WHAT THE EXERCISE ASKS = Filter these entries so that only lines with the word "instrument" remain.
※
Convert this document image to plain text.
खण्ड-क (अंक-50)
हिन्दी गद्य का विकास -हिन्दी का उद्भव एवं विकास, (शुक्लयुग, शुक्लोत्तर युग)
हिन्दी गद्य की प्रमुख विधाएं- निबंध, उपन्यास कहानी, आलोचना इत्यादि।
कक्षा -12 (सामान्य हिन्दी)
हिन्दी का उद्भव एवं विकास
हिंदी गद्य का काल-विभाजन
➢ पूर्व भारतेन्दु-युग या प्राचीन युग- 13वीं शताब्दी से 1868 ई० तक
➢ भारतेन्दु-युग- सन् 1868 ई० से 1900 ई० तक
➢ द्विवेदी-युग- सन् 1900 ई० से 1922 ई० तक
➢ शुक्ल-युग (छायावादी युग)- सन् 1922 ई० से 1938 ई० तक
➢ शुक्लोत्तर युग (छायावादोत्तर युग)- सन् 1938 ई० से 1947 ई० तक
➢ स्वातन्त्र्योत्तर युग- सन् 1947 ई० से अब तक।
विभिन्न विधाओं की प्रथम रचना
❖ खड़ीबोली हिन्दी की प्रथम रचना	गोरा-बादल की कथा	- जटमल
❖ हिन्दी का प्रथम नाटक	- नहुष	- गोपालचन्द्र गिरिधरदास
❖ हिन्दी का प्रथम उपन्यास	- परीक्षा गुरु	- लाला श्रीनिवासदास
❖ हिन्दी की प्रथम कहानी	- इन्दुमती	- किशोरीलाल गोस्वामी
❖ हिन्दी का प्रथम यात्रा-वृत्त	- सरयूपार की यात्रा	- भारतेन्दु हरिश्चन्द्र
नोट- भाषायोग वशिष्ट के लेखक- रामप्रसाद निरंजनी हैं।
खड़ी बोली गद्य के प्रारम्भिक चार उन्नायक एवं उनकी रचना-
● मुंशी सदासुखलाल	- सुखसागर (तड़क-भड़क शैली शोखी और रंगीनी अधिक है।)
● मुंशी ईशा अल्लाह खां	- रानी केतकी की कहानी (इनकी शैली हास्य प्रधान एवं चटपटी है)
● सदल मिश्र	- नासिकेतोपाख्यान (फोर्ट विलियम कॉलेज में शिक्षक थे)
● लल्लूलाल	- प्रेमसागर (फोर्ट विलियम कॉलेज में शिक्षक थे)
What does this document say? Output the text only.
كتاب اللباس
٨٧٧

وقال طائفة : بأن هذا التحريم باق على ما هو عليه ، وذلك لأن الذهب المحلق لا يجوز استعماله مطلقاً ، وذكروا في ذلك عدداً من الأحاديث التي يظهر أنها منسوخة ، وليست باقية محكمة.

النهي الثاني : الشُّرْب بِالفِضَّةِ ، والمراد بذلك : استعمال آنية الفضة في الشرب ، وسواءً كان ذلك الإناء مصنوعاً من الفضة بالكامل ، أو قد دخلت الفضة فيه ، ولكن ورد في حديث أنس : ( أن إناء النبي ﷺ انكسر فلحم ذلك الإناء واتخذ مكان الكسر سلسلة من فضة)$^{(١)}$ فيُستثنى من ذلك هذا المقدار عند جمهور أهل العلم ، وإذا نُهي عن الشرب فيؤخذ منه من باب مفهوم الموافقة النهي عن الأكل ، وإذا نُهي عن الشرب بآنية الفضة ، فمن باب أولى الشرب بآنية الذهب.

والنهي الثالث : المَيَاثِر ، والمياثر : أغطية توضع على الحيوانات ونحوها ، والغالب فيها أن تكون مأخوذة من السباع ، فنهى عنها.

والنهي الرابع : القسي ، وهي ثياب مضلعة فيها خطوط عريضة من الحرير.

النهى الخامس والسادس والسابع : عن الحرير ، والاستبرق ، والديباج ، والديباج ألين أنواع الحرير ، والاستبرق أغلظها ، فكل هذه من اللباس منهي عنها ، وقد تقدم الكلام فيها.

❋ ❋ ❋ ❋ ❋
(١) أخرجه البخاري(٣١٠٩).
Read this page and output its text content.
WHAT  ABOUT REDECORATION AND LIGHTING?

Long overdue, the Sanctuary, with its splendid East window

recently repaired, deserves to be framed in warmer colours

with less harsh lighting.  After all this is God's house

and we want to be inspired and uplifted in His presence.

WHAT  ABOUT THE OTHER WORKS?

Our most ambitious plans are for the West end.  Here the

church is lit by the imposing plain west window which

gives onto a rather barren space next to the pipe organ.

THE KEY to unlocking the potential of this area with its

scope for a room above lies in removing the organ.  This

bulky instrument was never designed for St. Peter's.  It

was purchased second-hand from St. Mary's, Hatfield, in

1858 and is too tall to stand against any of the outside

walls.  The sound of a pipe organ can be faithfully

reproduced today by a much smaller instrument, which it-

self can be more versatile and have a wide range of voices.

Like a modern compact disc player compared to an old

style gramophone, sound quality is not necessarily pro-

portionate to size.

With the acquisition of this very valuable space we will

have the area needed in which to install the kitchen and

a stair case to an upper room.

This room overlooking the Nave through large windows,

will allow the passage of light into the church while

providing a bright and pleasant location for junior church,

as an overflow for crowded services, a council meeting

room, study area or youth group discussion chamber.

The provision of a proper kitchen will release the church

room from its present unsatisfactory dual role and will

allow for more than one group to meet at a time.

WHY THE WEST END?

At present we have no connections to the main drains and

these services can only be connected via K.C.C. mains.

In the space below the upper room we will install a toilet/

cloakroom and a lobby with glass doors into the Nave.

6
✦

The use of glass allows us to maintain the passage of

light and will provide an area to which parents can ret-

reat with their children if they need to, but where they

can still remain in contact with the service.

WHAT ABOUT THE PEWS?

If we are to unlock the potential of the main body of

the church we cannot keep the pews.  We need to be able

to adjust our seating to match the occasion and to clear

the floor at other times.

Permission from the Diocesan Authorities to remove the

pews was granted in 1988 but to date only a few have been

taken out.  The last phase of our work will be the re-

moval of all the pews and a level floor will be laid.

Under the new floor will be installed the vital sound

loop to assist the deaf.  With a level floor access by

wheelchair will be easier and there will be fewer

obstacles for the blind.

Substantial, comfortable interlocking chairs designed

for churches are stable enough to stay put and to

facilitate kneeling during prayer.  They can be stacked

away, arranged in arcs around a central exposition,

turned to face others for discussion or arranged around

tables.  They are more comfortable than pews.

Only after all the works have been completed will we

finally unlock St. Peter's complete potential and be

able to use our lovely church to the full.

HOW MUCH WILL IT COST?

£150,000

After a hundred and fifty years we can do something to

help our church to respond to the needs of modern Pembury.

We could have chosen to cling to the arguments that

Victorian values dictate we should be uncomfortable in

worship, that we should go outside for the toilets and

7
※
SOLUTION TO THIS TASK =
bulky instrument was never designed for St. Peter's.  It
reproduced today by a much smaller instrument, which it-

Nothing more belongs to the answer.